[Figure collection entries]
◆ ◆ ◆ ◆
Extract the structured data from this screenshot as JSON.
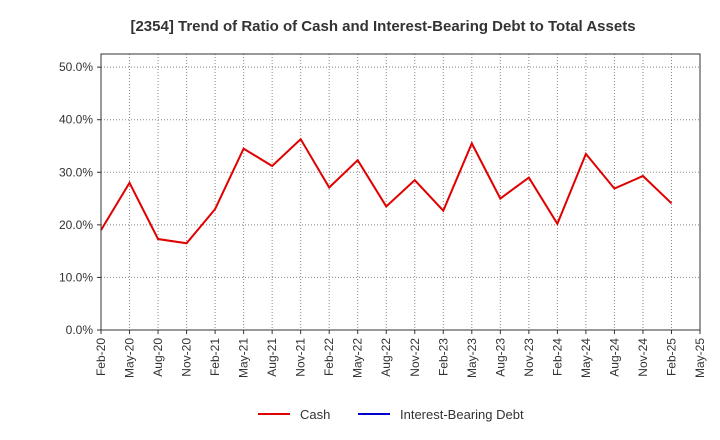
{
  "chart_data": {
    "type": "line",
    "title": "[2354]  Trend of Ratio of Cash and Interest-Bearing Debt to Total Assets",
    "xlabel": "",
    "ylabel": "",
    "ylim": [
      0,
      52.5
    ],
    "y_ticks": [
      0,
      10,
      20,
      30,
      40,
      50
    ],
    "y_tick_labels": [
      "0.0%",
      "10.0%",
      "20.0%",
      "30.0%",
      "40.0%",
      "50.0%"
    ],
    "x_tick_labels": [
      "Feb-20",
      "May-20",
      "Aug-20",
      "Nov-20",
      "Feb-21",
      "May-21",
      "Aug-21",
      "Nov-21",
      "Feb-22",
      "May-22",
      "Aug-22",
      "Nov-22",
      "Feb-23",
      "May-23",
      "Aug-23",
      "Nov-23",
      "Feb-24",
      "May-24",
      "Aug-24",
      "Nov-24",
      "Feb-25",
      "May-25"
    ],
    "grid": true,
    "legend_position": "bottom",
    "series": [
      {
        "name": "Cash",
        "color": "#e00000",
        "values": [
          19.0,
          28.0,
          17.3,
          16.5,
          23.0,
          34.5,
          31.2,
          36.3,
          27.1,
          32.3,
          23.5,
          28.5,
          22.7,
          35.5,
          25.0,
          29.0,
          20.2,
          33.5,
          26.9,
          29.3,
          24.1,
          null
        ]
      },
      {
        "name": "Interest-Bearing Debt",
        "color": "#0000cc",
        "values": [
          null,
          null,
          null,
          null,
          null,
          null,
          null,
          null,
          null,
          null,
          null,
          null,
          null,
          null,
          null,
          null,
          null,
          null,
          null,
          null,
          null,
          null
        ]
      }
    ]
  }
}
◆ ◆ ◆ ◆
→ **SHORT EXERCISE**
Reproduce the records verbatim, omitting all images they contain.

→ **FULL OUTPUT**
Extract the structured data from this screenshot as JSON.
{
  "chart_data": {
    "type": "line",
    "title": "[2354]  Trend of Ratio of Cash and Interest-Bearing Debt to Total Assets",
    "xlabel": "",
    "ylabel": "",
    "ylim": [
      0,
      52.5
    ],
    "y_ticks": [
      0,
      10,
      20,
      30,
      40,
      50
    ],
    "y_tick_labels": [
      "0.0%",
      "10.0%",
      "20.0%",
      "30.0%",
      "40.0%",
      "50.0%"
    ],
    "x_tick_labels": [
      "Feb-20",
      "May-20",
      "Aug-20",
      "Nov-20",
      "Feb-21",
      "May-21",
      "Aug-21",
      "Nov-21",
      "Feb-22",
      "May-22",
      "Aug-22",
      "Nov-22",
      "Feb-23",
      "May-23",
      "Aug-23",
      "Nov-23",
      "Feb-24",
      "May-24",
      "Aug-24",
      "Nov-24",
      "Feb-25",
      "May-25"
    ],
    "grid": true,
    "legend_position": "bottom",
    "series": [
      {
        "name": "Cash",
        "color": "#e00000",
        "values": [
          19.0,
          28.0,
          17.3,
          16.5,
          23.0,
          34.5,
          31.2,
          36.3,
          27.1,
          32.3,
          23.5,
          28.5,
          22.7,
          35.5,
          25.0,
          29.0,
          20.2,
          33.5,
          26.9,
          29.3,
          24.1,
          null
        ]
      },
      {
        "name": "Interest-Bearing Debt",
        "color": "#0000cc",
        "values": [
          null,
          null,
          null,
          null,
          null,
          null,
          null,
          null,
          null,
          null,
          null,
          null,
          null,
          null,
          null,
          null,
          null,
          null,
          null,
          null,
          null,
          null
        ]
      }
    ]
  }
}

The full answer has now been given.